Exercise brief → State the number of lines with the string "мережі" in them, and nothing else.

Given entries start

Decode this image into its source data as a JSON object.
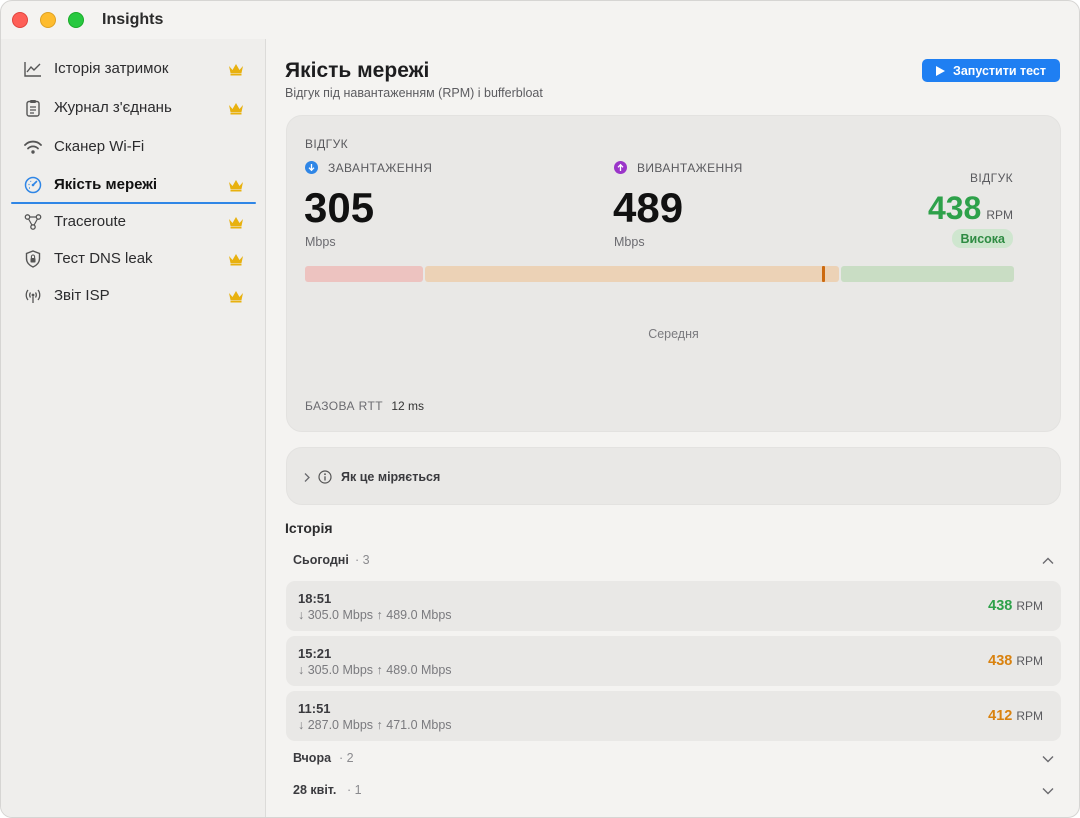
{
  "app": {
    "title": "Insights"
  },
  "sidebar": {
    "items": [
      {
        "label": "Історія затримок",
        "icon": "chart-line-icon",
        "premium": true
      },
      {
        "label": "Журнал з'єднань",
        "icon": "clipboard-icon",
        "premium": true
      },
      {
        "label": "Сканер Wi-Fi",
        "icon": "wifi-icon",
        "premium": false
      },
      {
        "label": "Якість мережі",
        "icon": "gauge-icon",
        "premium": true,
        "active": true
      },
      {
        "label": "Traceroute",
        "icon": "route-icon",
        "premium": true
      },
      {
        "label": "Тест DNS leak",
        "icon": "shield-icon",
        "premium": true
      },
      {
        "label": "Звіт ISP",
        "icon": "antenna-icon",
        "premium": true
      }
    ]
  },
  "header": {
    "title": "Якість мережі",
    "subtitle": "Відгук під навантаженням (RPM) і bufferbloat",
    "run_button": "Запустити тест"
  },
  "result": {
    "section_label": "ВІДГУК",
    "download": {
      "label": "ЗАВАНТАЖЕННЯ",
      "value": "305",
      "unit": "Mbps",
      "color": "#2f86e6"
    },
    "upload": {
      "label": "ВИВАНТАЖЕННЯ",
      "value": "489",
      "unit": "Mbps",
      "color": "#9b35c9"
    },
    "responsiveness": {
      "label": "ВІДГУК",
      "value": "438",
      "unit": "RPM",
      "badge": "Висока",
      "color": "#2ea14a"
    },
    "scale": {
      "marker_fraction": 0.731,
      "label": "Середня"
    },
    "base_rtt": {
      "label": "БАЗОВА RTT",
      "value": "12 ms"
    }
  },
  "how": {
    "label": "Як це міряється"
  },
  "history": {
    "title": "Історія",
    "groups": [
      {
        "label": "Сьогодні",
        "count": "· 3",
        "expanded": true,
        "rows": [
          {
            "time": "18:51",
            "speeds": "↓ 305.0 Mbps  ↑ 489.0 Mbps",
            "rpm": "438",
            "unit": "RPM",
            "color": "#2ea14a"
          },
          {
            "time": "15:21",
            "speeds": "↓ 305.0 Mbps  ↑ 489.0 Mbps",
            "rpm": "438",
            "unit": "RPM",
            "color": "#d9820f"
          },
          {
            "time": "11:51",
            "speeds": "↓ 287.0 Mbps  ↑ 471.0 Mbps",
            "rpm": "412",
            "unit": "RPM",
            "color": "#d9820f"
          }
        ]
      },
      {
        "label": "Вчора",
        "count": "· 2",
        "expanded": false
      },
      {
        "label": "28 квіт.",
        "count": "· 1",
        "expanded": false
      }
    ]
  }
}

Given entries end

Problem solution → 2